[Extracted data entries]
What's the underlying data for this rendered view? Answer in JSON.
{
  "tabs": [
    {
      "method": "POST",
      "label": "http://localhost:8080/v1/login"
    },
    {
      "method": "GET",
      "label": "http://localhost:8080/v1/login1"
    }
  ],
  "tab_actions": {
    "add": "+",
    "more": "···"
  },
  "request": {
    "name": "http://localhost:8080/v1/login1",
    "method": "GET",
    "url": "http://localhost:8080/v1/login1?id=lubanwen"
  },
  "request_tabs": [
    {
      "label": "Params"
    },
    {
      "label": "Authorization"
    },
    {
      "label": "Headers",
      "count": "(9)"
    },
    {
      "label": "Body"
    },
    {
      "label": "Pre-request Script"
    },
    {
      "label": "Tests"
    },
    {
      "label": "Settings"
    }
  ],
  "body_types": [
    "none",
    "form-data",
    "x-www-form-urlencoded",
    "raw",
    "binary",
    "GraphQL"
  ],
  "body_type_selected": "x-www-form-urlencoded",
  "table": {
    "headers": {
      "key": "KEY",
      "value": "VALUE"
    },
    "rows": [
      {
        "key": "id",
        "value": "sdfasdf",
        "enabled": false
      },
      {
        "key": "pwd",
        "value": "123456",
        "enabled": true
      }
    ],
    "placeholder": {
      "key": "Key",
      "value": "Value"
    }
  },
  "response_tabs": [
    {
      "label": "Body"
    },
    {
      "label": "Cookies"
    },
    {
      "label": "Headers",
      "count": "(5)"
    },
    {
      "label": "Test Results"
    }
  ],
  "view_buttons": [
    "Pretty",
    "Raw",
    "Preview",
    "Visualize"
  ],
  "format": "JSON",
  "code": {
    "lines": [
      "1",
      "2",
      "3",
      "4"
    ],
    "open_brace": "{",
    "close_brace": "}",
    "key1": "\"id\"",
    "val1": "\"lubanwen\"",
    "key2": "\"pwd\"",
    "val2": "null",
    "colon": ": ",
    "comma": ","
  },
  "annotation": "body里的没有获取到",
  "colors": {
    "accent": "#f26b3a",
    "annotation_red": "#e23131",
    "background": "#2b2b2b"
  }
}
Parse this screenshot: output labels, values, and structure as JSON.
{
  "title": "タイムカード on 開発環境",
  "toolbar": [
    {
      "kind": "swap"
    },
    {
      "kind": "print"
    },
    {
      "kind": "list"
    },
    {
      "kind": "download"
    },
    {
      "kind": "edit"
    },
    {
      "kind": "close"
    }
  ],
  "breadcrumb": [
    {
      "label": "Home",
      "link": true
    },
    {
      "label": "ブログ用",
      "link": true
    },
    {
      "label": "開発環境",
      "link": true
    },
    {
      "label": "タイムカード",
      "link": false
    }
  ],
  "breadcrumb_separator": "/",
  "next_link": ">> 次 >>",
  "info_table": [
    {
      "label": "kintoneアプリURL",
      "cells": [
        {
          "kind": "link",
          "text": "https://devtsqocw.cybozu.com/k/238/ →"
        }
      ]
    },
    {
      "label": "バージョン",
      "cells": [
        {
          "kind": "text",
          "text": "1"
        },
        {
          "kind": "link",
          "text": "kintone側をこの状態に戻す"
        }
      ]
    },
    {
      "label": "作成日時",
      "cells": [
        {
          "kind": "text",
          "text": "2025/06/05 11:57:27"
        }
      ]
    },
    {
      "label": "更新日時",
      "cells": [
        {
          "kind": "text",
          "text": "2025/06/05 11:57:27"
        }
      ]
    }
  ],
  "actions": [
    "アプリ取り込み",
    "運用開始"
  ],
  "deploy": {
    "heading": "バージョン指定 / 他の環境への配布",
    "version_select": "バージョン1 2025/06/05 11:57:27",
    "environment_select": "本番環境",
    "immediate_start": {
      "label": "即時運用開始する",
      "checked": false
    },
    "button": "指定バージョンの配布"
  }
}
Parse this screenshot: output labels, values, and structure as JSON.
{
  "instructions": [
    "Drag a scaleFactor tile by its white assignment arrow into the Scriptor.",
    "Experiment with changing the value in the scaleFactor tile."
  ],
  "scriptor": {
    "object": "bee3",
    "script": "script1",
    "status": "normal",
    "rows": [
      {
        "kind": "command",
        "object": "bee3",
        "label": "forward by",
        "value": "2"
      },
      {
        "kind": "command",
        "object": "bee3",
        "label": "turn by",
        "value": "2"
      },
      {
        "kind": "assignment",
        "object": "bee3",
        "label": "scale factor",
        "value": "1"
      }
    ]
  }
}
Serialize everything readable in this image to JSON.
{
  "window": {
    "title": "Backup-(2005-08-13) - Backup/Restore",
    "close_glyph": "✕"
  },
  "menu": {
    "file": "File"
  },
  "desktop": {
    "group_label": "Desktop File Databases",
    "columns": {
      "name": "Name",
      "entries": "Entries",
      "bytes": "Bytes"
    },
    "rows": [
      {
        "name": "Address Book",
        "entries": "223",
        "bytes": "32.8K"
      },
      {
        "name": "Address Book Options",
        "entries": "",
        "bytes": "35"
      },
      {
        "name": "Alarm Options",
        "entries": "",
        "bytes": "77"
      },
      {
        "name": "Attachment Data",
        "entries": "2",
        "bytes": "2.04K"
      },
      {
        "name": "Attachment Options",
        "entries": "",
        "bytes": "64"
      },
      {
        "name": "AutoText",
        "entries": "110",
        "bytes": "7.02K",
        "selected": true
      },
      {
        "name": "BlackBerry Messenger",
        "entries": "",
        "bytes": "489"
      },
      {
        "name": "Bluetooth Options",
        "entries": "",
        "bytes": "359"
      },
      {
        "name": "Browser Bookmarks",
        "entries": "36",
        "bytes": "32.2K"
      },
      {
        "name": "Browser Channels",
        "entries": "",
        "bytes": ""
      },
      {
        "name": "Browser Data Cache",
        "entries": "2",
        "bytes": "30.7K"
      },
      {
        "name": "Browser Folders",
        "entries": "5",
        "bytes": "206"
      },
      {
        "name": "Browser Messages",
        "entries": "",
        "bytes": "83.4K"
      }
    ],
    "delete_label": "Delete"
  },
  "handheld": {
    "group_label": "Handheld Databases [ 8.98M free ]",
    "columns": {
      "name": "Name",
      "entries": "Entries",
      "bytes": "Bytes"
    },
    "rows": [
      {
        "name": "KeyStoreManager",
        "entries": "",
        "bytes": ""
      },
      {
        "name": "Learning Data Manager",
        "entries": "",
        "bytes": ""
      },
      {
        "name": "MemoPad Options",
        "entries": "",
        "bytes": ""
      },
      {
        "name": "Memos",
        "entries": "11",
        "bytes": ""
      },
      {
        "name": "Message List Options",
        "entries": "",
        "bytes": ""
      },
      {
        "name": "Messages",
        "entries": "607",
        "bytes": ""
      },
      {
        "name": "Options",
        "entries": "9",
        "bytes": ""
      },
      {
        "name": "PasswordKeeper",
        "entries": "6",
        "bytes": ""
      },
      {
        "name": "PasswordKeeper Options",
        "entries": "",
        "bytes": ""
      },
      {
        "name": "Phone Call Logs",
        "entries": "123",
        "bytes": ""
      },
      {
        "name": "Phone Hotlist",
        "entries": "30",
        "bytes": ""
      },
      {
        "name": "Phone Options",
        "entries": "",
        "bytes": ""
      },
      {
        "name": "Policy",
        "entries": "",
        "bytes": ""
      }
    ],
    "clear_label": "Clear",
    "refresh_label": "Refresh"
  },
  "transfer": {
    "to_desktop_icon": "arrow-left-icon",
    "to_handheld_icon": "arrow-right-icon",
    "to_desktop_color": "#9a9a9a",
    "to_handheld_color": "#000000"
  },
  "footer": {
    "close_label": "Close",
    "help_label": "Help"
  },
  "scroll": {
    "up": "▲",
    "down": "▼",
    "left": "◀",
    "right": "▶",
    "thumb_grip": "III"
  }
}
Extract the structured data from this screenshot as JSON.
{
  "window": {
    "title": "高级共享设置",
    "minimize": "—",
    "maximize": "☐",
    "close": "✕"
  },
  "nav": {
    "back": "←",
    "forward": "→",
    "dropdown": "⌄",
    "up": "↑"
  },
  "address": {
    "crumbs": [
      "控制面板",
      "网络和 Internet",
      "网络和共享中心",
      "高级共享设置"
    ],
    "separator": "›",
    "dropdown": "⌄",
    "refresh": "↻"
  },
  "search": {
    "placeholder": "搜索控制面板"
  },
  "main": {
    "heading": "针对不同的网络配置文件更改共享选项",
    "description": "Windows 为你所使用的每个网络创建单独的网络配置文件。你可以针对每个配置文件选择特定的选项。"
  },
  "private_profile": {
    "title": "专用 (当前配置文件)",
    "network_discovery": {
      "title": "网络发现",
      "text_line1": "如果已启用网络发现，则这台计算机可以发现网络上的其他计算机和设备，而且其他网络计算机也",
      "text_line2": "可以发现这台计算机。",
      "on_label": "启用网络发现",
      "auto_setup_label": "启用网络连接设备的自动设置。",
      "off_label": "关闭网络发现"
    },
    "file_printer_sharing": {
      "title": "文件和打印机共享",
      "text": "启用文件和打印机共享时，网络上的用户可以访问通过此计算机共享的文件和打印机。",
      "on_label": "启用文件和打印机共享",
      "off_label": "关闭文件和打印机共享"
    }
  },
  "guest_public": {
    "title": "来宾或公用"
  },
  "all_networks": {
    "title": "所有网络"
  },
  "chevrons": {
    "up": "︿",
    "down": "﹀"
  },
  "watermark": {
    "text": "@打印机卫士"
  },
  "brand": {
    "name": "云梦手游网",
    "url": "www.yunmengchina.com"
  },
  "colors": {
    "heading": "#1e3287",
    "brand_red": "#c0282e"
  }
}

Task prompt:
Every line containing the string "false" must be listed.

Finished exercise:
        "enabled": false
      "link": false
      "checked": false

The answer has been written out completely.